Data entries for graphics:

-=-=-

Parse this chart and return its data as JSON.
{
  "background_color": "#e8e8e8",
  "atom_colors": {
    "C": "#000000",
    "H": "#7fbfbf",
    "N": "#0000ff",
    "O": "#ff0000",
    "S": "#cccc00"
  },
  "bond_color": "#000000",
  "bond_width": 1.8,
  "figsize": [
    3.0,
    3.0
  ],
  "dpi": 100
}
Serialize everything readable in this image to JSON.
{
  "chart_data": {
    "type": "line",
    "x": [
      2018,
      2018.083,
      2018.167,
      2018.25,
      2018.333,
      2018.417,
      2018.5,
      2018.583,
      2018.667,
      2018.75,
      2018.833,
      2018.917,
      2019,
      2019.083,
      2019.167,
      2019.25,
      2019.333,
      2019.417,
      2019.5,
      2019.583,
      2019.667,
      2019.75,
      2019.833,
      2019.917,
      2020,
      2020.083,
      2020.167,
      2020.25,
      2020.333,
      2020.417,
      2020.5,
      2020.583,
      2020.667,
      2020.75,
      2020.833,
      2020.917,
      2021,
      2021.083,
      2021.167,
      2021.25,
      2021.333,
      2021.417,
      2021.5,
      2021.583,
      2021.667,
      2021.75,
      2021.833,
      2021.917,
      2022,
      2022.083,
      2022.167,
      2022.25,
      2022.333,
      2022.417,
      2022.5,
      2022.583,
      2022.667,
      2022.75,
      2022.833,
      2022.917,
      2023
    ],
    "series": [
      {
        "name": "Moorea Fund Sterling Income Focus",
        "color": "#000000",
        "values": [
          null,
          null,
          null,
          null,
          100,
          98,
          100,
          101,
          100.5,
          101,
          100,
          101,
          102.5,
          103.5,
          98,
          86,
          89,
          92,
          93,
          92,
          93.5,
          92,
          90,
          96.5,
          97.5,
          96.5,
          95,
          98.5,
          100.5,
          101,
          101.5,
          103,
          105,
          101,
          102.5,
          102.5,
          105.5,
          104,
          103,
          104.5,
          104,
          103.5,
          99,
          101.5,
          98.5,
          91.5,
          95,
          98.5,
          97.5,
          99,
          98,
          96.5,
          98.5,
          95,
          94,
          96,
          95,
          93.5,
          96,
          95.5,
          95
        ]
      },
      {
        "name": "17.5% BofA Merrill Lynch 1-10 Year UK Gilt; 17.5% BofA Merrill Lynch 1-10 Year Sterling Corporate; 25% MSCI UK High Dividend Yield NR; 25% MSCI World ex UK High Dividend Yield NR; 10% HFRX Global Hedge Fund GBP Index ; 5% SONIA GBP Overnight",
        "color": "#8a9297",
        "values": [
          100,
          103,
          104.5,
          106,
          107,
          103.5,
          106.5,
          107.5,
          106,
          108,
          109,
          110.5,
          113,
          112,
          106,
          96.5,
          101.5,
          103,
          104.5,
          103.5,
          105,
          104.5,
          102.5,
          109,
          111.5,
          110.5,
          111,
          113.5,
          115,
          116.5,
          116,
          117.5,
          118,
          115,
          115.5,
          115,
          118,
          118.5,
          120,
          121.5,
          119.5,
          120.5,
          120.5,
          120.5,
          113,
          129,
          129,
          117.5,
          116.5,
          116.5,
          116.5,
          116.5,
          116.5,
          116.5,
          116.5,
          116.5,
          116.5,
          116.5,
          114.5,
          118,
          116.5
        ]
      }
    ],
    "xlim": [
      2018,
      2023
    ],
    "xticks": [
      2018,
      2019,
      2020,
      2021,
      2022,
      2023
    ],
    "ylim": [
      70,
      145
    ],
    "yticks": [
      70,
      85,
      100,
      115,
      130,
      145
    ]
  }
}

-=-=-

* SET PROBLEM
The records above should be duplicated in full, exactly as given.

* RESULT OF THIS TASK
Parse this chart and return its data as JSON.
{
  "background_color": "#e8e8e8",
  "atom_colors": {
    "C": "#000000",
    "H": "#7fbfbf",
    "N": "#0000ff",
    "O": "#ff0000",
    "S": "#cccc00"
  },
  "bond_color": "#000000",
  "bond_width": 1.8,
  "figsize": [
    3.0,
    3.0
  ],
  "dpi": 100
}
Serialize everything readable in this image to JSON.
{
  "chart_data": {
    "type": "line",
    "x": [
      2018,
      2018.083,
      2018.167,
      2018.25,
      2018.333,
      2018.417,
      2018.5,
      2018.583,
      2018.667,
      2018.75,
      2018.833,
      2018.917,
      2019,
      2019.083,
      2019.167,
      2019.25,
      2019.333,
      2019.417,
      2019.5,
      2019.583,
      2019.667,
      2019.75,
      2019.833,
      2019.917,
      2020,
      2020.083,
      2020.167,
      2020.25,
      2020.333,
      2020.417,
      2020.5,
      2020.583,
      2020.667,
      2020.75,
      2020.833,
      2020.917,
      2021,
      2021.083,
      2021.167,
      2021.25,
      2021.333,
      2021.417,
      2021.5,
      2021.583,
      2021.667,
      2021.75,
      2021.833,
      2021.917,
      2022,
      2022.083,
      2022.167,
      2022.25,
      2022.333,
      2022.417,
      2022.5,
      2022.583,
      2022.667,
      2022.75,
      2022.833,
      2022.917,
      2023
    ],
    "series": [
      {
        "name": "Moorea Fund Sterling Income Focus",
        "color": "#000000",
        "values": [
          null,
          null,
          null,
          null,
          100,
          98,
          100,
          101,
          100.5,
          101,
          100,
          101,
          102.5,
          103.5,
          98,
          86,
          89,
          92,
          93,
          92,
          93.5,
          92,
          90,
          96.5,
          97.5,
          96.5,
          95,
          98.5,
          100.5,
          101,
          101.5,
          103,
          105,
          101,
          102.5,
          102.5,
          105.5,
          104,
          103,
          104.5,
          104,
          103.5,
          99,
          101.5,
          98.5,
          91.5,
          95,
          98.5,
          97.5,
          99,
          98,
          96.5,
          98.5,
          95,
          94,
          96,
          95,
          93.5,
          96,
          95.5,
          95
        ]
      },
      {
        "name": "17.5% BofA Merrill Lynch 1-10 Year UK Gilt; 17.5% BofA Merrill Lynch 1-10 Year Sterling Corporate; 25% MSCI UK High Dividend Yield NR; 25% MSCI World ex UK High Dividend Yield NR; 10% HFRX Global Hedge Fund GBP Index ; 5% SONIA GBP Overnight",
        "color": "#8a9297",
        "values": [
          100,
          103,
          104.5,
          106,
          107,
          103.5,
          106.5,
          107.5,
          106,
          108,
          109,
          110.5,
          113,
          112,
          106,
          96.5,
          101.5,
          103,
          104.5,
          103.5,
          105,
          104.5,
          102.5,
          109,
          111.5,
          110.5,
          111,
          113.5,
          115,
          116.5,
          116,
          117.5,
          118,
          115,
          115.5,
          115,
          118,
          118.5,
          120,
          121.5,
          119.5,
          120.5,
          120.5,
          120.5,
          113,
          129,
          129,
          117.5,
          116.5,
          116.5,
          116.5,
          116.5,
          116.5,
          116.5,
          116.5,
          116.5,
          116.5,
          116.5,
          114.5,
          118,
          116.5
        ]
      }
    ],
    "xlim": [
      2018,
      2023
    ],
    "xticks": [
      2018,
      2019,
      2020,
      2021,
      2022,
      2023
    ],
    "ylim": [
      70,
      145
    ],
    "yticks": [
      70,
      85,
      100,
      115,
      130,
      145
    ]
  }
}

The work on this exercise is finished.